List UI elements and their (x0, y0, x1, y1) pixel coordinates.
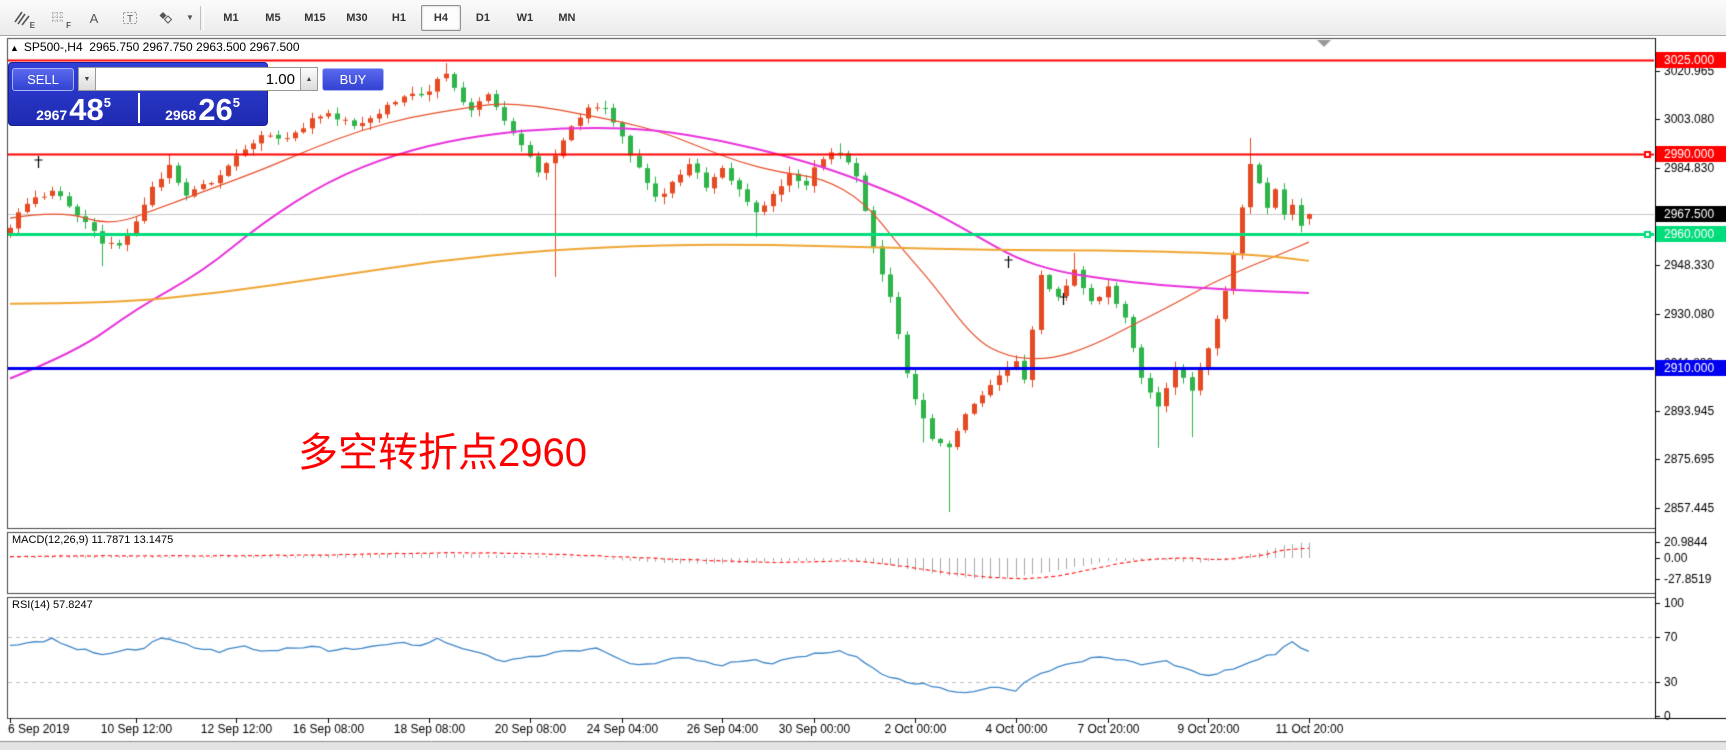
ask-big-digits: 26 (198, 91, 233, 127)
volume-decrease-button[interactable]: ▼ (78, 67, 96, 91)
macd-label: MACD(12,26,9) 11.7871 13.1475 (12, 534, 174, 546)
timeframe-button-m1[interactable]: M1 (223, 11, 239, 24)
volume-input[interactable] (96, 67, 300, 91)
chart-title: ▲ SP500-,H4 2965.750 2967.750 2963.500 29… (10, 40, 300, 54)
bid-sup-digit: 5 (103, 95, 111, 110)
timeframe-button-mn[interactable]: MN (558, 11, 576, 24)
bid-prefix: 2967 (36, 107, 68, 123)
bid-price: 2967 48 5 (9, 93, 138, 125)
ask-prefix: 2968 (165, 107, 197, 123)
toolbar: E F A T ▼ M1 M5 M15 M30 H1 H4 D1 W1 MN (0, 0, 1726, 36)
chart-annotation: 多空转折点2960 (298, 431, 587, 475)
timeframe-button-m15[interactable]: M15 (304, 11, 326, 24)
timeframe-button-h4[interactable]: H4 (420, 4, 461, 31)
line-studies-icon[interactable]: E (6, 4, 38, 32)
bid-ask-display: 2967 48 5 2968 26 5 (9, 93, 267, 125)
timeframe-button-d1[interactable]: D1 (475, 11, 490, 24)
one-click-panel-toggle-icon[interactable]: ▲ (10, 43, 19, 53)
toolbar-separator (199, 5, 204, 30)
text-icon[interactable]: A (78, 4, 110, 32)
timeframe-button-m30[interactable]: M30 (346, 11, 368, 24)
grid-icon-glyph: F (66, 20, 71, 30)
text-label-icon[interactable]: T (114, 4, 146, 32)
rsi-label: RSI(14) 57.8247 (12, 599, 93, 611)
volume-spinner: ▼ ▲ (78, 67, 318, 91)
timeframe-toolbar: M1 M5 M15 M30 H1 H4 D1 W1 MN (210, 4, 588, 31)
shapes-dropdown-icon[interactable] (150, 4, 182, 32)
timeframe-button-h1[interactable]: H1 (391, 11, 406, 24)
grid-icon[interactable]: F (42, 4, 74, 32)
sell-button[interactable]: SELL (12, 67, 74, 91)
timeframe-button-w1[interactable]: W1 (516, 11, 534, 24)
line-studies-icon-glyph: E (29, 20, 35, 30)
svg-text:T: T (127, 14, 133, 25)
timeframe-button-m5[interactable]: M5 (265, 11, 281, 24)
bid-ask-divider (138, 93, 140, 123)
one-click-trading-panel: SELL ▼ ▲ BUY 2967 48 5 2968 26 5 (8, 62, 384, 126)
buy-button[interactable]: BUY (322, 67, 384, 91)
ask-price: 2968 26 5 (138, 93, 267, 125)
bid-big-digits: 48 (69, 91, 104, 127)
symbol-ohlc-text: SP500-,H4 2965.750 2967.750 2963.500 296… (23, 40, 300, 54)
shapes-dropdown-arrow-icon[interactable]: ▼ (186, 13, 194, 22)
svg-text:A: A (90, 11, 99, 26)
volume-increase-button[interactable]: ▲ (300, 67, 318, 91)
drawing-toolbar: E F A T ▼ (4, 4, 194, 32)
ask-sup-digit: 5 (232, 95, 240, 110)
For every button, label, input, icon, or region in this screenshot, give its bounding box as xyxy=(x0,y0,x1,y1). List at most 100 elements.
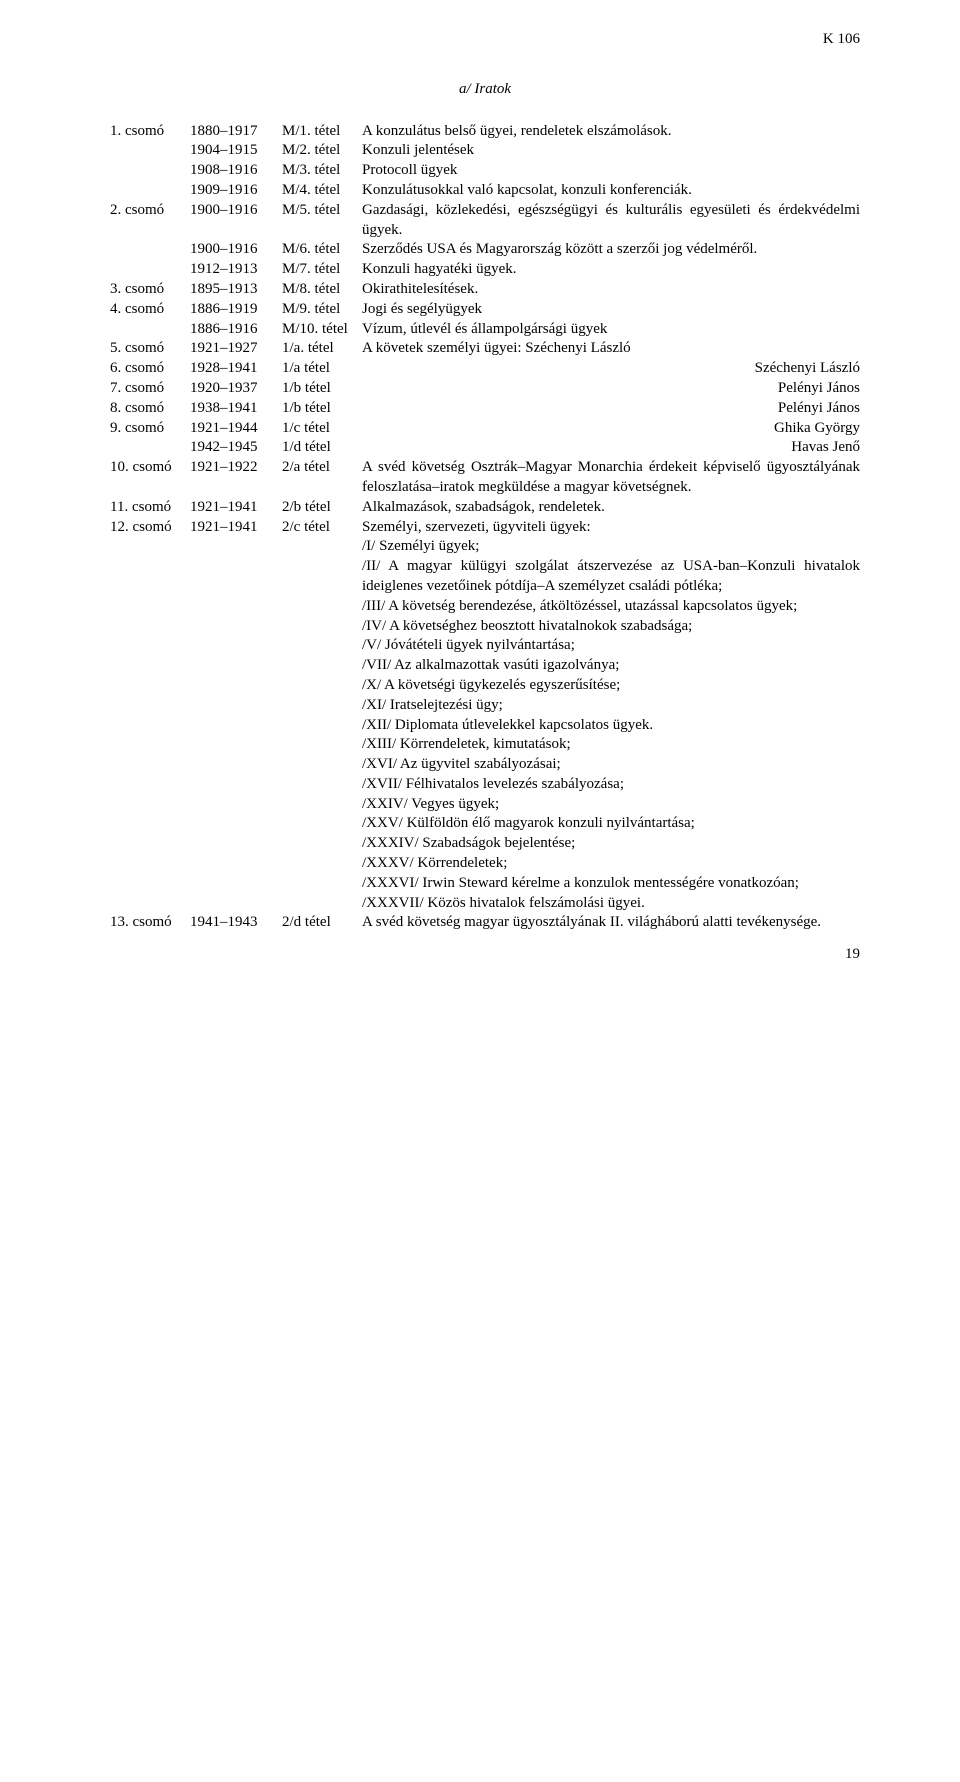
col-years: 1886–1919 xyxy=(190,300,282,320)
table-subrow: /III/ A követség berendezése, átköltözés… xyxy=(110,597,860,617)
table-subrow: /XVI/ Az ügyvitel szabályozásai; xyxy=(110,755,860,775)
col-description: A követek személyi ügyei: Széchenyi Lász… xyxy=(362,339,860,359)
col-years: 1886–1916 xyxy=(190,320,282,340)
col-tetel: 1/a tétel xyxy=(282,359,362,379)
col-csomo xyxy=(110,775,190,795)
col-description: A svéd követség Osztrák–Magyar Monarchia… xyxy=(362,458,860,498)
col-subdescription: /III/ A követség berendezése, átköltözés… xyxy=(362,597,860,617)
col-description: Konzulátusokkal való kapcsolat, konzuli … xyxy=(362,181,860,201)
col-tetel: M/4. tétel xyxy=(282,181,362,201)
header-code: K 106 xyxy=(110,30,860,50)
col-years xyxy=(190,854,282,874)
col-csomo xyxy=(110,320,190,340)
document-rows: 1. csomó1880–1917M/1. tételA konzulátus … xyxy=(110,122,860,934)
col-years xyxy=(190,656,282,676)
col-years: 1942–1945 xyxy=(190,438,282,458)
col-years xyxy=(190,696,282,716)
col-years: 1921–1927 xyxy=(190,339,282,359)
col-csomo xyxy=(110,161,190,181)
col-csomo xyxy=(110,636,190,656)
col-tetel xyxy=(282,775,362,795)
table-subrow: /XXIV/ Vegyes ügyek; xyxy=(110,795,860,815)
col-subdescription: /XVI/ Az ügyvitel szabályozásai; xyxy=(362,755,860,775)
col-years: 1900–1916 xyxy=(190,201,282,241)
col-csomo: 12. csomó xyxy=(110,518,190,538)
col-description: Havas Jenő xyxy=(362,438,860,458)
col-csomo: 10. csomó xyxy=(110,458,190,498)
page-number: 19 xyxy=(110,945,860,965)
col-years xyxy=(190,795,282,815)
table-subrow: /V/ Jóvátételi ügyek nyilvántartása; xyxy=(110,636,860,656)
col-tetel xyxy=(282,656,362,676)
col-tetel xyxy=(282,557,362,597)
table-subrow: /XXXVI/ Irwin Steward kérelme a konzulok… xyxy=(110,874,860,894)
col-years xyxy=(190,557,282,597)
col-tetel: M/2. tétel xyxy=(282,141,362,161)
col-tetel: M/3. tétel xyxy=(282,161,362,181)
col-description: Pelényi János xyxy=(362,379,860,399)
table-subrow: /X/ A követségi ügykezelés egyszerűsítés… xyxy=(110,676,860,696)
section-title: a/ Iratok xyxy=(110,80,860,100)
table-row: 12. csomó1921–19412/c tételSzemélyi, sze… xyxy=(110,518,860,538)
table-subrow: /XII/ Diplomata útlevelekkel kapcsolatos… xyxy=(110,716,860,736)
col-tetel: M/1. tétel xyxy=(282,122,362,142)
col-subdescription: /XII/ Diplomata útlevelekkel kapcsolatos… xyxy=(362,716,860,736)
col-tetel xyxy=(282,617,362,637)
col-tetel xyxy=(282,874,362,894)
col-description: Szerződés USA és Magyarország között a s… xyxy=(362,240,860,260)
col-csomo xyxy=(110,617,190,637)
col-subdescription: /X/ A követségi ügykezelés egyszerűsítés… xyxy=(362,676,860,696)
col-csomo: 7. csomó xyxy=(110,379,190,399)
col-csomo: 1. csomó xyxy=(110,122,190,142)
col-csomo: 4. csomó xyxy=(110,300,190,320)
col-years xyxy=(190,676,282,696)
col-tetel xyxy=(282,834,362,854)
col-description: Konzuli jelentések xyxy=(362,141,860,161)
col-tetel xyxy=(282,636,362,656)
col-years xyxy=(190,617,282,637)
col-csomo: 3. csomó xyxy=(110,280,190,300)
table-row: 1904–1915M/2. tételKonzuli jelentések xyxy=(110,141,860,161)
col-csomo: 11. csomó xyxy=(110,498,190,518)
col-csomo xyxy=(110,894,190,914)
col-tetel xyxy=(282,735,362,755)
col-tetel xyxy=(282,676,362,696)
table-subrow: /IV/ A követséghez beosztott hivatalnoko… xyxy=(110,617,860,637)
col-description: A svéd követség magyar ügyosztályának II… xyxy=(362,913,860,933)
table-row: 11. csomó1921–19412/b tételAlkalmazások,… xyxy=(110,498,860,518)
col-years: 1921–1941 xyxy=(190,518,282,538)
col-csomo: 5. csomó xyxy=(110,339,190,359)
table-row: 8. csomó1938–19411/b tételPelényi János xyxy=(110,399,860,419)
col-csomo: 13. csomó xyxy=(110,913,190,933)
table-row: 13. csomó1941–19432/d tételA svéd követs… xyxy=(110,913,860,933)
col-years xyxy=(190,775,282,795)
col-subdescription: /VII/ Az alkalmazottak vasúti igazolvány… xyxy=(362,656,860,676)
col-csomo xyxy=(110,656,190,676)
col-description: Konzuli hagyatéki ügyek. xyxy=(362,260,860,280)
col-tetel xyxy=(282,755,362,775)
col-description: Pelényi János xyxy=(362,399,860,419)
col-tetel xyxy=(282,696,362,716)
col-years: 1928–1941 xyxy=(190,359,282,379)
table-row: 7. csomó1920–19371/b tételPelényi János xyxy=(110,379,860,399)
col-subdescription: /XXXV/ Körrendeletek; xyxy=(362,854,860,874)
col-subdescription: /XI/ Iratselejtezési ügy; xyxy=(362,696,860,716)
col-tetel: 1/b tétel xyxy=(282,379,362,399)
col-csomo: 9. csomó xyxy=(110,419,190,439)
col-tetel: 2/c tétel xyxy=(282,518,362,538)
col-years xyxy=(190,537,282,557)
col-csomo xyxy=(110,181,190,201)
col-csomo xyxy=(110,795,190,815)
table-subrow: /XIII/ Körrendeletek, kimutatások; xyxy=(110,735,860,755)
table-subrow: /I/ Személyi ügyek; xyxy=(110,537,860,557)
table-row: 1900–1916M/6. tételSzerződés USA és Magy… xyxy=(110,240,860,260)
col-subdescription: /XXXVI/ Irwin Steward kérelme a konzulok… xyxy=(362,874,860,894)
col-years xyxy=(190,755,282,775)
col-years: 1941–1943 xyxy=(190,913,282,933)
col-description: Alkalmazások, szabadságok, rendeletek. xyxy=(362,498,860,518)
col-csomo xyxy=(110,240,190,260)
table-row: 10. csomó1921–19222/a tételA svéd követs… xyxy=(110,458,860,498)
col-years xyxy=(190,814,282,834)
col-csomo: 2. csomó xyxy=(110,201,190,241)
table-subrow: /XXV/ Külföldön élő magyarok konzuli nyi… xyxy=(110,814,860,834)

###

• YOUR TASK
Rewrite the rows starting at the line that contains "ask-big-digits: 26 (198, 91, 233, 127)" and ending at the line that contains "sell-button[interactable]: SELL (12, 67, 74, 91)", replacing "timeframe-button" with "period-button" and changing nothing else.

• RESULT FOR THIS TASK
ask-big-digits: 26 (198, 91, 233, 127)
volume-decrease-button[interactable]: ▼ (78, 67, 96, 91)
macd-label: MACD(12,26,9) 11.7871 13.1475 (12, 534, 174, 546)
period-button-m1[interactable]: M1 (223, 11, 239, 24)
volume-input[interactable] (96, 67, 300, 91)
chart-title: ▲ SP500-,H4 2965.750 2967.750 2963.500 29… (10, 40, 300, 54)
bid-sup-digit: 5 (103, 95, 111, 110)
period-button-mn[interactable]: MN (558, 11, 576, 24)
bid-prefix: 2967 (36, 107, 68, 123)
bid-price: 2967 48 5 (9, 93, 138, 125)
ask-prefix: 2968 (165, 107, 197, 123)
toolbar: E F A T ▼ M1 M5 M15 M30 H1 H4 D1 W1 MN (0, 0, 1726, 36)
chart-annotation: 多空转折点2960 (298, 431, 587, 475)
period-button-m15[interactable]: M15 (304, 11, 326, 24)
period-button-h4[interactable]: H4 (420, 4, 461, 31)
line-studies-icon[interactable]: E (6, 4, 38, 32)
bid-ask-display: 2967 48 5 2968 26 5 (9, 93, 267, 125)
period-button-d1[interactable]: D1 (475, 11, 490, 24)
one-click-panel-toggle-icon[interactable]: ▲ (10, 43, 19, 53)
toolbar-separator (199, 5, 204, 30)
text-icon[interactable]: A (78, 4, 110, 32)
period-button-m30[interactable]: M30 (346, 11, 368, 24)
grid-icon-glyph: F (66, 20, 71, 30)
text-label-icon[interactable]: T (114, 4, 146, 32)
rsi-label: RSI(14) 57.8247 (12, 599, 93, 611)
volume-spinner: ▼ ▲ (78, 67, 318, 91)
timeframe-toolbar: M1 M5 M15 M30 H1 H4 D1 W1 MN (210, 4, 588, 31)
shapes-dropdown-icon[interactable] (150, 4, 182, 32)
period-button-h1[interactable]: H1 (391, 11, 406, 24)
grid-icon[interactable]: F (42, 4, 74, 32)
sell-button[interactable]: SELL (12, 67, 74, 91)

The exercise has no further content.